> _Do this_
Of the lines below, count those containing the word "values". Reply with the number alone.

#### Given information ####

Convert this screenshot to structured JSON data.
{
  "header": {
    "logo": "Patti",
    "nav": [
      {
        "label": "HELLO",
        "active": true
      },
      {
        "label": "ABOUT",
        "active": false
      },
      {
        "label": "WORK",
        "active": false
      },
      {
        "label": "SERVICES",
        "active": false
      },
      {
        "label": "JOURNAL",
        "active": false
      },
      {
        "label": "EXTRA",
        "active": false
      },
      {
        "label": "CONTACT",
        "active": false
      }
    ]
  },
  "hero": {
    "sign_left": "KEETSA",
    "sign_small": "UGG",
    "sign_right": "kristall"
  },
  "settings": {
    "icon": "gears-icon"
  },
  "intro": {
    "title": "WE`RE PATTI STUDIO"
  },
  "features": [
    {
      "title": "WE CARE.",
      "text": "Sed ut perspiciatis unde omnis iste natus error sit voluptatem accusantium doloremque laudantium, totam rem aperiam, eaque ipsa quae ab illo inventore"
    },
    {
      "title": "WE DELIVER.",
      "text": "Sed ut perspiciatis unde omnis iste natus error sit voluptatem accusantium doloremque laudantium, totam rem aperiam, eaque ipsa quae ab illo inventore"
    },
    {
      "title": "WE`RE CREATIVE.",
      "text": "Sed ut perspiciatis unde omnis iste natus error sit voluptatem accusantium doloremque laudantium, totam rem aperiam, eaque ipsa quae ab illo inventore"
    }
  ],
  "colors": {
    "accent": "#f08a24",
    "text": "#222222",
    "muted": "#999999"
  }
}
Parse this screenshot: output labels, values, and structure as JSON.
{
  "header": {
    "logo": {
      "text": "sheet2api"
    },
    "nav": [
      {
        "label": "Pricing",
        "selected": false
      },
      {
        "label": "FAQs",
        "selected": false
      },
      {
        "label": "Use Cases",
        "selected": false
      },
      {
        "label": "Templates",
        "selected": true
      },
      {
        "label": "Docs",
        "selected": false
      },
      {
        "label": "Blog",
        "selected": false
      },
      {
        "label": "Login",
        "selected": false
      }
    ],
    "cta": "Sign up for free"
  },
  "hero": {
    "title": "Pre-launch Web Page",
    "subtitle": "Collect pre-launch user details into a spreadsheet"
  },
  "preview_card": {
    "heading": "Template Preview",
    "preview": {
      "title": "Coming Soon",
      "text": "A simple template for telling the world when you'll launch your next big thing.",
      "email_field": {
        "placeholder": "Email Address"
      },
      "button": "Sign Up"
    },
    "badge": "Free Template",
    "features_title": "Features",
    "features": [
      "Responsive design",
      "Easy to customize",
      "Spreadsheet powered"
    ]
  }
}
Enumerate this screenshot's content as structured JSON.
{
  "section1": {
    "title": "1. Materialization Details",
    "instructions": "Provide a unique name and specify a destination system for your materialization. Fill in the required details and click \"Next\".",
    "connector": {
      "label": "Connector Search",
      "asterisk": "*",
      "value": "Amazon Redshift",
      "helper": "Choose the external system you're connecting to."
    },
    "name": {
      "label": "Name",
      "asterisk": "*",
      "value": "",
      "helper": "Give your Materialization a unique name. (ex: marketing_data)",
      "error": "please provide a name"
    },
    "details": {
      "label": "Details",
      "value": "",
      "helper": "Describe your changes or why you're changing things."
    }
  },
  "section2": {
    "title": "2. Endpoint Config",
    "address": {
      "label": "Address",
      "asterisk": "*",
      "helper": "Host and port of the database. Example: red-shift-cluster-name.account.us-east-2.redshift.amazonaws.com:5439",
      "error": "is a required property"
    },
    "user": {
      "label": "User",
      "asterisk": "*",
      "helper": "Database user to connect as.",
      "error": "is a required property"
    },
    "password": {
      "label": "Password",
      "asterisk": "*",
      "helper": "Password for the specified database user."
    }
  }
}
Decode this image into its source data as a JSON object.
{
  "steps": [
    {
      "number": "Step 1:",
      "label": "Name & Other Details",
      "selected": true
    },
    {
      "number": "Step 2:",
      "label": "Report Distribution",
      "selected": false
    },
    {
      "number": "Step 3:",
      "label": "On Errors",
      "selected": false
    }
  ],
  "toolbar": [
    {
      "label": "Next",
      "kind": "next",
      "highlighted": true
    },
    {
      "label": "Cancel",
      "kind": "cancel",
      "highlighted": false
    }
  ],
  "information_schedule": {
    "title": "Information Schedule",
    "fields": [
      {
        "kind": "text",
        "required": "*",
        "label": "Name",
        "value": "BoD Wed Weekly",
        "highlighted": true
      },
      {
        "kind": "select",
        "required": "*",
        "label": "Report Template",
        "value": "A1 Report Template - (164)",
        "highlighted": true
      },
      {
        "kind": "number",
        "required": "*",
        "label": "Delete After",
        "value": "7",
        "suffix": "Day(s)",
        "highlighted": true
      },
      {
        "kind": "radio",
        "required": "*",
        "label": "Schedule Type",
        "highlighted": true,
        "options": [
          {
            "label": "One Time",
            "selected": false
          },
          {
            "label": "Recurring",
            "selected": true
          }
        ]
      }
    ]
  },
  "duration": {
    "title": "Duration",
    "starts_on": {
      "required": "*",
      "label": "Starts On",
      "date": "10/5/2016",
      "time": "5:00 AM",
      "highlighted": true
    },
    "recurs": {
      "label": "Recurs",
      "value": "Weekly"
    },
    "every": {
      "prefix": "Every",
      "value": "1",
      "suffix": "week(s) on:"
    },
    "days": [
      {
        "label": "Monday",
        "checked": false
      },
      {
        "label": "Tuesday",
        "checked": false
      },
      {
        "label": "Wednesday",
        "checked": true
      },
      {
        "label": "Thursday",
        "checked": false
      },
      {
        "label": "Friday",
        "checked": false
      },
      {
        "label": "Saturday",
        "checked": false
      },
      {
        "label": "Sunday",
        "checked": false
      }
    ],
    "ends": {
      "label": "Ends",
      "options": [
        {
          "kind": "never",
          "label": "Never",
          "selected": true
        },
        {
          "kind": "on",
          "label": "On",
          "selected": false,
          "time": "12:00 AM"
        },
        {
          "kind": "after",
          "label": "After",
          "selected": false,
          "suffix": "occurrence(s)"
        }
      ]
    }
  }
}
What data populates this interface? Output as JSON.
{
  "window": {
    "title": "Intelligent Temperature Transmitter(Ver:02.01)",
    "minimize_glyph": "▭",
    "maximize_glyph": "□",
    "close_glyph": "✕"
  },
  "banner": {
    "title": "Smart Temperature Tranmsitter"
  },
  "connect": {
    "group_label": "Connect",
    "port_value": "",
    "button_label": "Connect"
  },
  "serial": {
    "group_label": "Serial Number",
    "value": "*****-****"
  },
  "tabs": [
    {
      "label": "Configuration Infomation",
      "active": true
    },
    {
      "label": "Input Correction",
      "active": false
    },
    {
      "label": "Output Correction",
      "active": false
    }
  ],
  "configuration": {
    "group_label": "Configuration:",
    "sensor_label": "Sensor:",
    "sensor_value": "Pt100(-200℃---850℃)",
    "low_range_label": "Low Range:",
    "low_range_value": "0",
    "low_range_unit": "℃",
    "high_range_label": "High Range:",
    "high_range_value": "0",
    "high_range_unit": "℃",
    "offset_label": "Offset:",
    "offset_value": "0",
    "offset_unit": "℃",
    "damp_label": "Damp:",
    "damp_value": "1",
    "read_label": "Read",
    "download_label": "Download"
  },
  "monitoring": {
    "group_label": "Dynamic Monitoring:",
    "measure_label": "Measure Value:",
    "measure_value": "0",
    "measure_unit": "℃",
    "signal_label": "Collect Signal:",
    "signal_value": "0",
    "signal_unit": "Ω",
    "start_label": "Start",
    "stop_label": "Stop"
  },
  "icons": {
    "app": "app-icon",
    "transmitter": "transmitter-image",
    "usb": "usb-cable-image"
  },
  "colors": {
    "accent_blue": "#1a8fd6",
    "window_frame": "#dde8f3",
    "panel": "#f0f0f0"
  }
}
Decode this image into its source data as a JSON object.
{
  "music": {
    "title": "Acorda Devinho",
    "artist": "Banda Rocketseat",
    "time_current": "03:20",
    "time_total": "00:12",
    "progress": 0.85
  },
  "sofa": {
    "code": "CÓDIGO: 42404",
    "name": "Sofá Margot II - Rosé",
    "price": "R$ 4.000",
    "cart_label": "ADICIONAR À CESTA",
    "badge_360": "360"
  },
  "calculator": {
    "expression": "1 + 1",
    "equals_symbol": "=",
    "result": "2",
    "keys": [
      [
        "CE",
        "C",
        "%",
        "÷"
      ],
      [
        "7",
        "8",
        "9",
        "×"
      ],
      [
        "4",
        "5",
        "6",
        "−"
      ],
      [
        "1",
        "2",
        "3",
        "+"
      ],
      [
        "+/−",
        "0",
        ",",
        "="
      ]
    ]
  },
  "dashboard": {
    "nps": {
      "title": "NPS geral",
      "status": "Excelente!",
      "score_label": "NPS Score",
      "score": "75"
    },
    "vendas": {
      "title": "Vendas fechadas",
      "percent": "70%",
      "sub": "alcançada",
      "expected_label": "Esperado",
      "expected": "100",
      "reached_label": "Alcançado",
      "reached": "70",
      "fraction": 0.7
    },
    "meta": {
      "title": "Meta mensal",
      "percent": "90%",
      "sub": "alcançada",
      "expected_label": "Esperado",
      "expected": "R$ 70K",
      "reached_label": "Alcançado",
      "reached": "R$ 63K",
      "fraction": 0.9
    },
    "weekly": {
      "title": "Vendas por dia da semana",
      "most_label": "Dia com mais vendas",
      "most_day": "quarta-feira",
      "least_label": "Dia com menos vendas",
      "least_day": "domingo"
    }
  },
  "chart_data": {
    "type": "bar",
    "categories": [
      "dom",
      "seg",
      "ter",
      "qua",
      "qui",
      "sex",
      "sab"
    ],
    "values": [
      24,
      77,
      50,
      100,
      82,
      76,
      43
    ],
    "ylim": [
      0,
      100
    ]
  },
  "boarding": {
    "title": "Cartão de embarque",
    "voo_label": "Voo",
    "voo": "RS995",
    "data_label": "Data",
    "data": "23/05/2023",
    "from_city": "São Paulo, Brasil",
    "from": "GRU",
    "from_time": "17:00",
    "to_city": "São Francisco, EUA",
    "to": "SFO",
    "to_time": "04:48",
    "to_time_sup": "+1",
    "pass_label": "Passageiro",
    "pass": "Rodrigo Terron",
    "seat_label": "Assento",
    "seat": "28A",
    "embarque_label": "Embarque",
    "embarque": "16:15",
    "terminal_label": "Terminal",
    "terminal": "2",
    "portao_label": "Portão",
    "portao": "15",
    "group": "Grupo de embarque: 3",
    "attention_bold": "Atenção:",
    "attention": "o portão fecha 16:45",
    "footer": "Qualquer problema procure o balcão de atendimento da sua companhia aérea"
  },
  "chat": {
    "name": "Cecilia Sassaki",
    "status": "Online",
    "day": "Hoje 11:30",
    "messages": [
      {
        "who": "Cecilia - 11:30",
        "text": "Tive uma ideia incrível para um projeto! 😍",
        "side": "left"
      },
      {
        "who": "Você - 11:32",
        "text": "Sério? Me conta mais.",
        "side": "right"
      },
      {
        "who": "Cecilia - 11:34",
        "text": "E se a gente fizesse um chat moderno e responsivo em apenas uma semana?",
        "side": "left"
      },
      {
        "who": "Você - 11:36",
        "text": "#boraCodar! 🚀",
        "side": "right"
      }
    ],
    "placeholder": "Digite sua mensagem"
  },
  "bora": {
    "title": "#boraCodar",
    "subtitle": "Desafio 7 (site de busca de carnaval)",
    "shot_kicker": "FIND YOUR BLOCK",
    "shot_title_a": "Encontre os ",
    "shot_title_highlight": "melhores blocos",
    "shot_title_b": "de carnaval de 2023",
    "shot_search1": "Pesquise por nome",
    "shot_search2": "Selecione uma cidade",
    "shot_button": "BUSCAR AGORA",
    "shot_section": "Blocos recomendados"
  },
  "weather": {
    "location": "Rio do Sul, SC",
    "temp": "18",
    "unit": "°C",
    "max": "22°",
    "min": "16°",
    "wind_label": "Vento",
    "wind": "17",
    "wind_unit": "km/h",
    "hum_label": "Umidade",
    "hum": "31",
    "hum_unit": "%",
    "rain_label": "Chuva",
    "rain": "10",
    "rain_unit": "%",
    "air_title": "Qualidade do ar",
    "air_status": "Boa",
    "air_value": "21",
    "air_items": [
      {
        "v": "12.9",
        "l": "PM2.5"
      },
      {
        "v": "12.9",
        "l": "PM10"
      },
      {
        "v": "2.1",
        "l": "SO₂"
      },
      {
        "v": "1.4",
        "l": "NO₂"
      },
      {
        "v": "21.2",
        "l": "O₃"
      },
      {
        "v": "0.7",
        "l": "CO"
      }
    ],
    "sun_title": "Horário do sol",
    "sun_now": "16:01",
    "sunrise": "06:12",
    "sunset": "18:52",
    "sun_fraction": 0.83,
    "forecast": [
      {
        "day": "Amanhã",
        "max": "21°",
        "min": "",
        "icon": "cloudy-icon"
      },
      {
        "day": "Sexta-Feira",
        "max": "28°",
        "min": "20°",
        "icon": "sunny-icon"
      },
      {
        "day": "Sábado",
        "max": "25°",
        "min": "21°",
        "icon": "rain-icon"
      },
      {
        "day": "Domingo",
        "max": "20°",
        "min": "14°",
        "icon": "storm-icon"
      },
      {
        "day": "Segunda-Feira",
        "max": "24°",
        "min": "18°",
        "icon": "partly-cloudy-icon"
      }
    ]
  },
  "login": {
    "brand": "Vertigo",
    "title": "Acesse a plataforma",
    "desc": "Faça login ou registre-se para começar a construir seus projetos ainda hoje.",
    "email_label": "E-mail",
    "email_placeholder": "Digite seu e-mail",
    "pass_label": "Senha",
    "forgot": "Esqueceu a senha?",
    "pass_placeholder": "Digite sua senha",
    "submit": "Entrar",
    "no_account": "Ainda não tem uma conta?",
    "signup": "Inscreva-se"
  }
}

####

> _Task result_
2